*Available data*.
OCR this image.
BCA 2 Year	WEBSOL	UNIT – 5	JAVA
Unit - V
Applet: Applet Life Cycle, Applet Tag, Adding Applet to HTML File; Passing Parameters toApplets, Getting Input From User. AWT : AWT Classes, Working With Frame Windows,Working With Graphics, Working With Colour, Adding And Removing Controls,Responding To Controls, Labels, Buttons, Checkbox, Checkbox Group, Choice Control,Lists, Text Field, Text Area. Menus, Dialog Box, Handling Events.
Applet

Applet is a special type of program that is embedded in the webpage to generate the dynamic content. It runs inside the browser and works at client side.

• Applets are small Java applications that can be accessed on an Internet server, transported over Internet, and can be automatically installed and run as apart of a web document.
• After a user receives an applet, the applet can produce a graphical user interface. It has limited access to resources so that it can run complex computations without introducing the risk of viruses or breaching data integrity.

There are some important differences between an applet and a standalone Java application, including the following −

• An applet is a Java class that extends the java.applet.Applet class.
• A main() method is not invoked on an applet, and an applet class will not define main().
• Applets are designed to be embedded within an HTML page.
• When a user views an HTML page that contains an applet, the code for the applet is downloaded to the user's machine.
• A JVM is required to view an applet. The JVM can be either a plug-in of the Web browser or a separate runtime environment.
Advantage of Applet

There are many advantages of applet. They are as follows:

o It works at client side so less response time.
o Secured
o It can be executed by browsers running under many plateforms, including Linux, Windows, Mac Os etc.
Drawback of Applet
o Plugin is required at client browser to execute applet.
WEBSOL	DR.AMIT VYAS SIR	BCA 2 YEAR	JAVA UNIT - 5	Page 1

*Exercise goal*.
The answer must be every line from the records above that contains "including".

*Response for this exercise*.
There are some important differences between an applet and a standalone Java application, including the following −
o It can be executed by browsers running under many plateforms, including Linux, Windows, Mac Os etc.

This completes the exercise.